▶ **Work instructions**
All the data should come back exactly as it was given.

▶ **Exercise data**
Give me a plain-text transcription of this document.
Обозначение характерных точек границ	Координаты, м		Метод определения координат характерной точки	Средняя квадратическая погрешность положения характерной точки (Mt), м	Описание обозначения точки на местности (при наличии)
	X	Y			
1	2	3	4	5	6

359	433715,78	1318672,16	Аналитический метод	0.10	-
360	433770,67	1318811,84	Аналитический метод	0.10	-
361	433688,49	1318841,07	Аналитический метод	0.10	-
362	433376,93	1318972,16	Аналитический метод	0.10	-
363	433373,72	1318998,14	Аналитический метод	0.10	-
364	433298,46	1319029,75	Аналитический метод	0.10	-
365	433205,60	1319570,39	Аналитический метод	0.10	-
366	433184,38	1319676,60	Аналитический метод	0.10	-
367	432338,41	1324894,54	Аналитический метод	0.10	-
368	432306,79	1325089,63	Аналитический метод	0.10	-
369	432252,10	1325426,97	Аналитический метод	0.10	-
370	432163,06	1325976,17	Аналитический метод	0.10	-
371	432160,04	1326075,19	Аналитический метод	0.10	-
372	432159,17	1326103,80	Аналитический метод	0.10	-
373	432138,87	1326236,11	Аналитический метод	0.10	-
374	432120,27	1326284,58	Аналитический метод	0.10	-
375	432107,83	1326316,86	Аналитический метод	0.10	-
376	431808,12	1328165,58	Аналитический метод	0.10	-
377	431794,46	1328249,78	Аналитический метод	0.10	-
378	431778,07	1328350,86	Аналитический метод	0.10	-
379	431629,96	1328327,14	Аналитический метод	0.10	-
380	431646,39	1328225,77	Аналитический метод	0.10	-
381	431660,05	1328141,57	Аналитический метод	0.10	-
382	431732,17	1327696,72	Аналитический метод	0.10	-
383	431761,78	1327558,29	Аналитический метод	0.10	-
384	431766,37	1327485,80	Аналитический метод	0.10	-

▶ **Response to the task**
Give me a plain-text transcription of this document.
Обозначение характерных точек границ	Координаты, м		Метод определения координат характерной точки	Средняя квадратическая погрешность положения характерной точки (Mt), м	Описание обозначения точки на местности (при наличии)
	X	Y			
1	2	3	4	5	6

359	433715,78	1318672,16	Аналитический метод	0.10	-
360	433770,67	1318811,84	Аналитический метод	0.10	-
361	433688,49	1318841,07	Аналитический метод	0.10	-
362	433376,93	1318972,16	Аналитический метод	0.10	-
363	433373,72	1318998,14	Аналитический метод	0.10	-
364	433298,46	1319029,75	Аналитический метод	0.10	-
365	433205,60	1319570,39	Аналитический метод	0.10	-
366	433184,38	1319676,60	Аналитический метод	0.10	-
367	432338,41	1324894,54	Аналитический метод	0.10	-
368	432306,79	1325089,63	Аналитический метод	0.10	-
369	432252,10	1325426,97	Аналитический метод	0.10	-
370	432163,06	1325976,17	Аналитический метод	0.10	-
371	432160,04	1326075,19	Аналитический метод	0.10	-
372	432159,17	1326103,80	Аналитический метод	0.10	-
373	432138,87	1326236,11	Аналитический метод	0.10	-
374	432120,27	1326284,58	Аналитический метод	0.10	-
375	432107,83	1326316,86	Аналитический метод	0.10	-
376	431808,12	1328165,58	Аналитический метод	0.10	-
377	431794,46	1328249,78	Аналитический метод	0.10	-
378	431778,07	1328350,86	Аналитический метод	0.10	-
379	431629,96	1328327,14	Аналитический метод	0.10	-
380	431646,39	1328225,77	Аналитический метод	0.10	-
381	431660,05	1328141,57	Аналитический метод	0.10	-
382	431732,17	1327696,72	Аналитический метод	0.10	-
383	431761,78	1327558,29	Аналитический метод	0.10	-
384	431766,37	1327485,80	Аналитический метод	0.10	-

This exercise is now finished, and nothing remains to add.